* START Data for the task *

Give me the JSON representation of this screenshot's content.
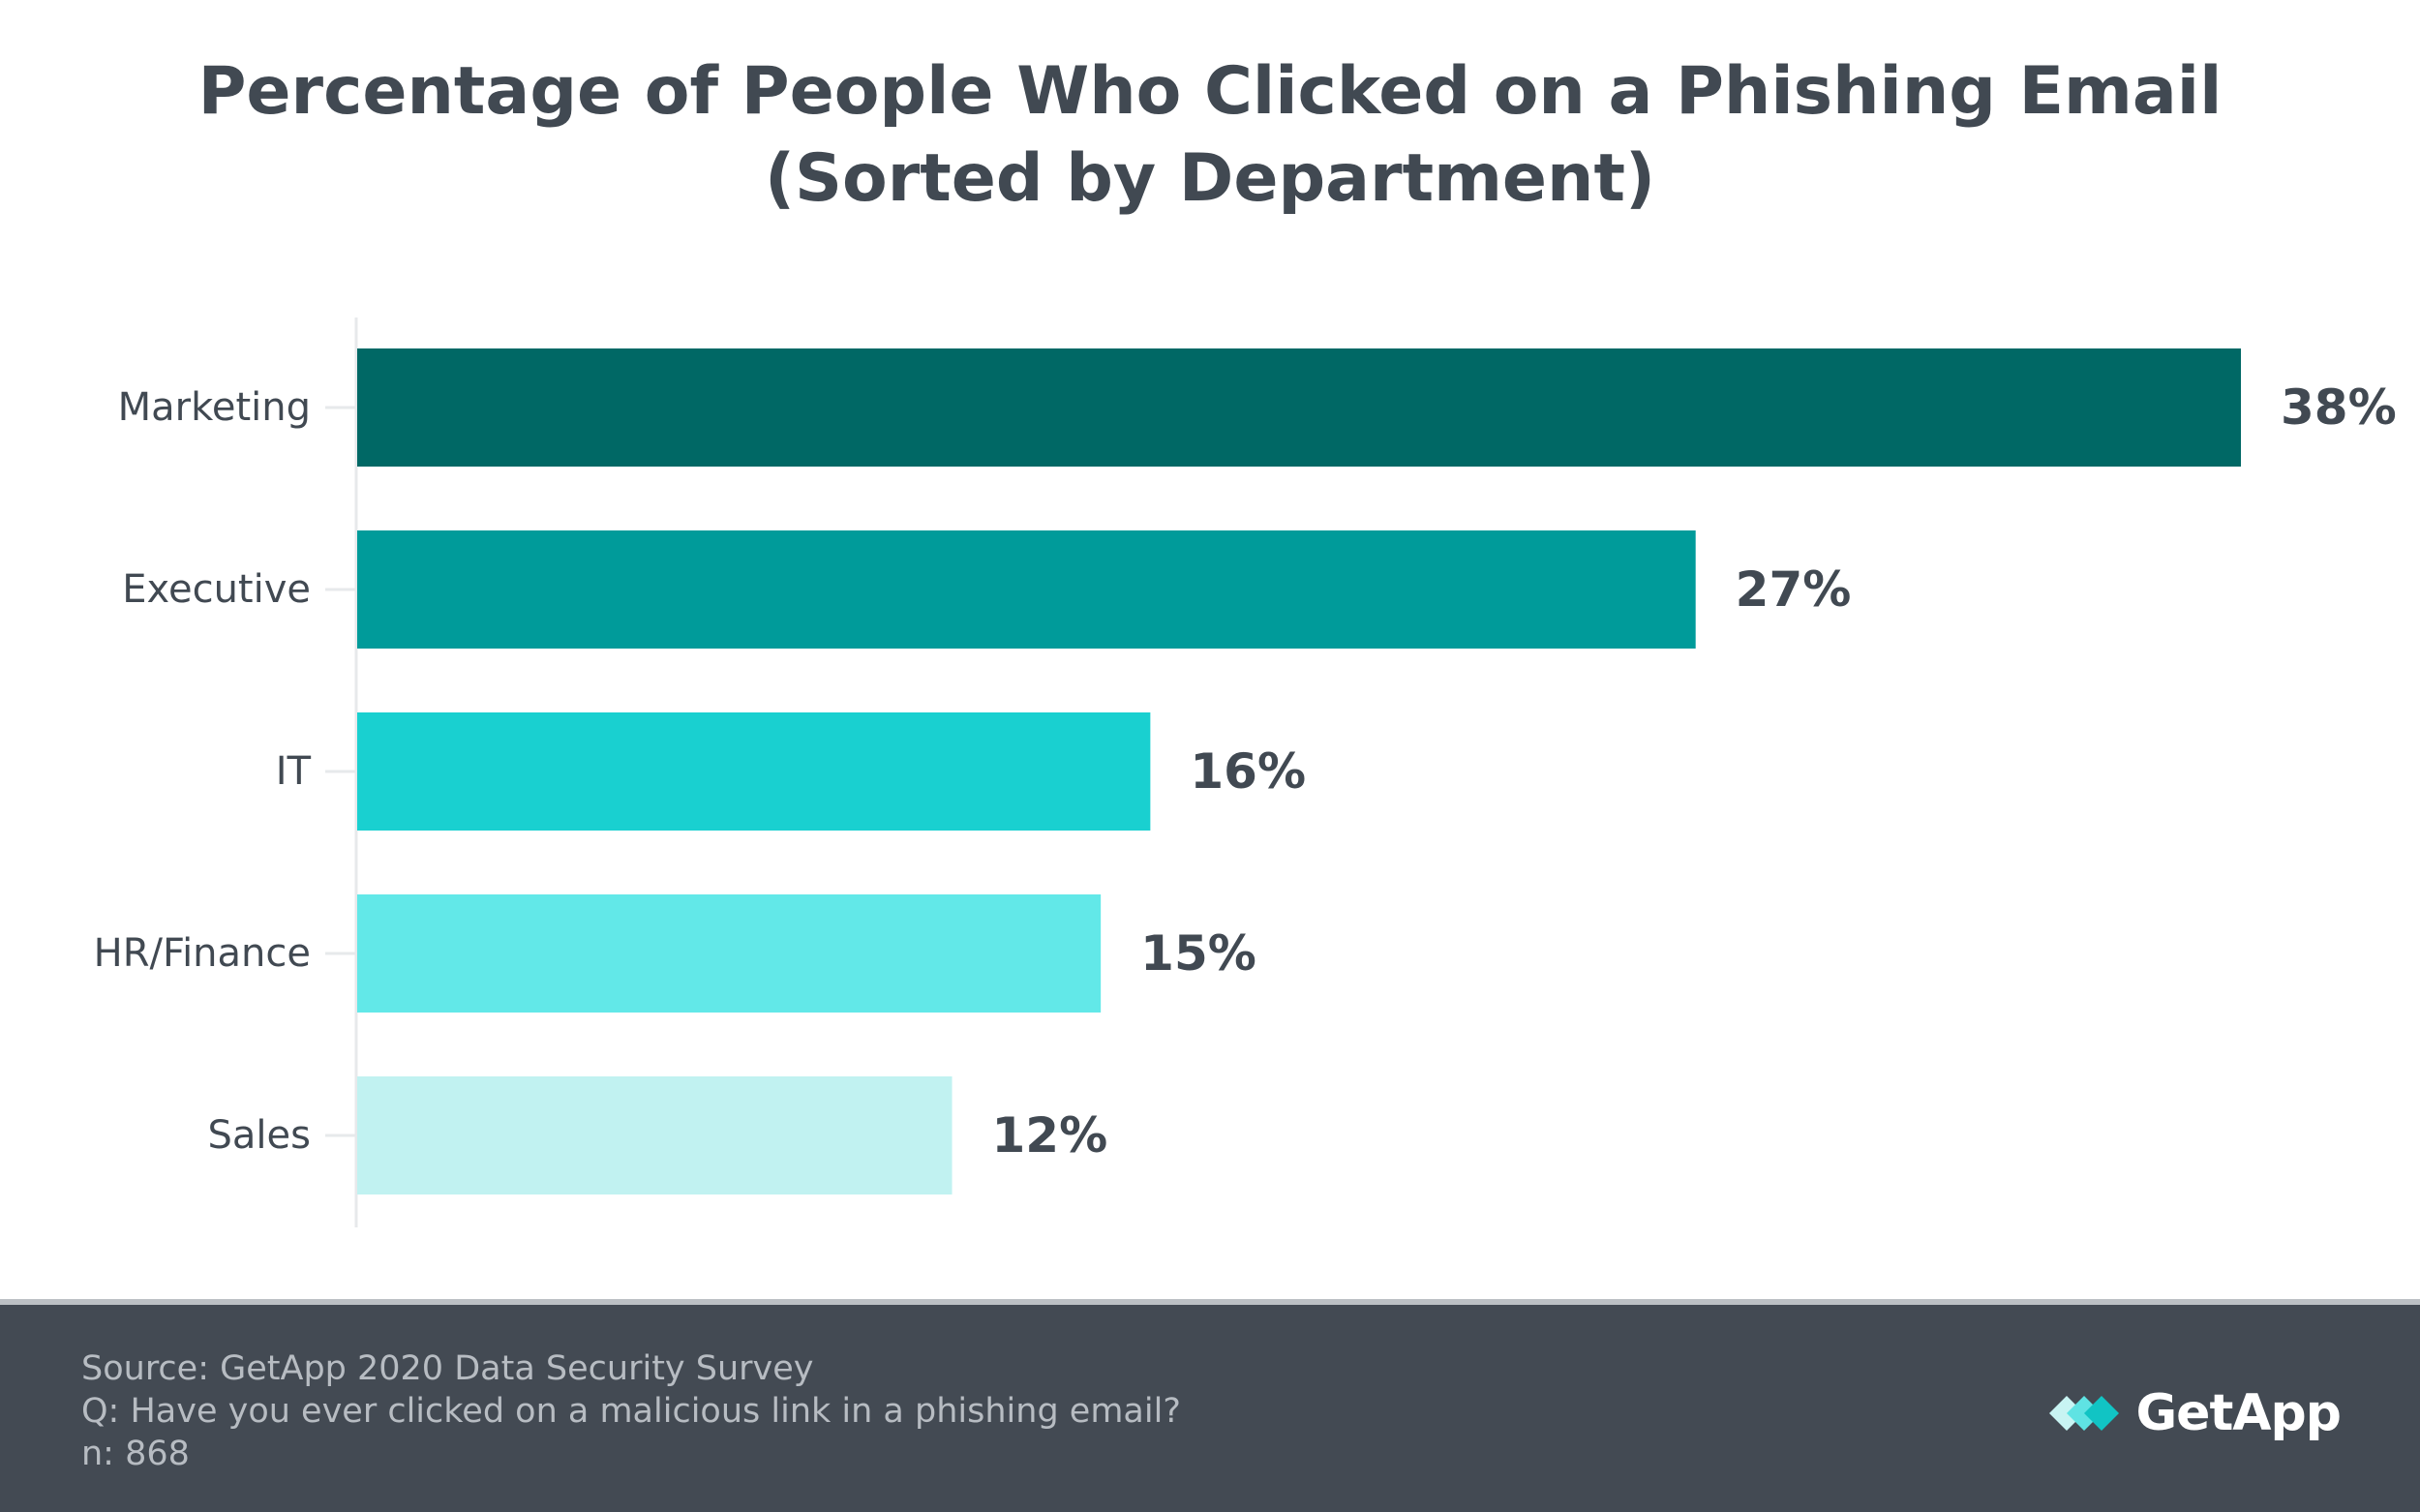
{
  "chart_data": {
    "type": "bar",
    "orientation": "horizontal",
    "title": [
      "Percentage of People Who Clicked on a Phishing Email",
      "(Sorted by Department)"
    ],
    "categories": [
      "Marketing",
      "Executive",
      "IT",
      "HR/Finance",
      "Sales"
    ],
    "values": [
      38,
      27,
      16,
      15,
      12
    ],
    "value_labels": [
      "38%",
      "27%",
      "16%",
      "15%",
      "12%"
    ],
    "bar_colors": [
      "#006865",
      "#009b9a",
      "#19d0d0",
      "#62e8e8",
      "#c1f2f1"
    ],
    "xlim": [
      0,
      38
    ],
    "grid": false,
    "legend": "none"
  },
  "footer": {
    "source": "Source: GetApp 2020 Data Security Survey",
    "question": "Q: Have you ever clicked on a malicious link in a phishing email?",
    "sample": "n: 868"
  },
  "brand": {
    "name": "GetApp",
    "icon": "getapp-logo-icon",
    "colors": {
      "light": "#c8f4f3",
      "mid": "#5fe3e3",
      "dark": "#11c4c4"
    }
  },
  "colors": {
    "title": "#414952",
    "axis_text": "#414952",
    "footer_bg": "#434a53",
    "footer_text": "#b7bcc2"
  }
}
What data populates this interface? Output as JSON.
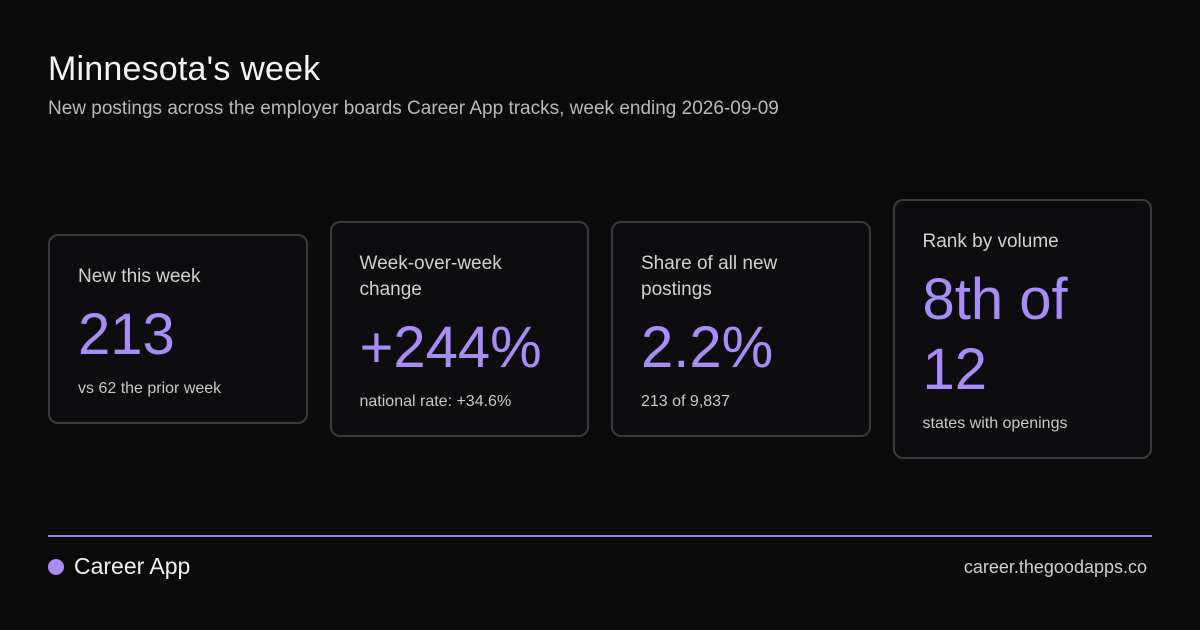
{
  "header": {
    "title": "Minnesota's week",
    "subtitle": "New postings across the employer boards Career App tracks, week ending 2026-09-09"
  },
  "cards": [
    {
      "label": "New this week",
      "value": "213",
      "note": "vs 62 the prior week"
    },
    {
      "label": "Week-over-week change",
      "value": "+244%",
      "note": "national rate: +34.6%"
    },
    {
      "label": "Share of all new postings",
      "value": "2.2%",
      "note": "213 of 9,837"
    },
    {
      "label": "Rank by volume",
      "value": "8th of 12",
      "note": "states with openings"
    }
  ],
  "footer": {
    "brand": "Career App",
    "url": "career.thegoodapps.co"
  },
  "colors": {
    "background": "#0b0b0b",
    "accent": "#a98cf5",
    "card_border": "#3a3a40"
  }
}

* END Data for the task *

### Exercise details
List each line of the entries that holds the string "note".

### Output of the task
      "note": "vs 62 the prior week"
      "note": "national rate: +34.6%"
      "note": "213 of 9,837"
      "note": "states with openings"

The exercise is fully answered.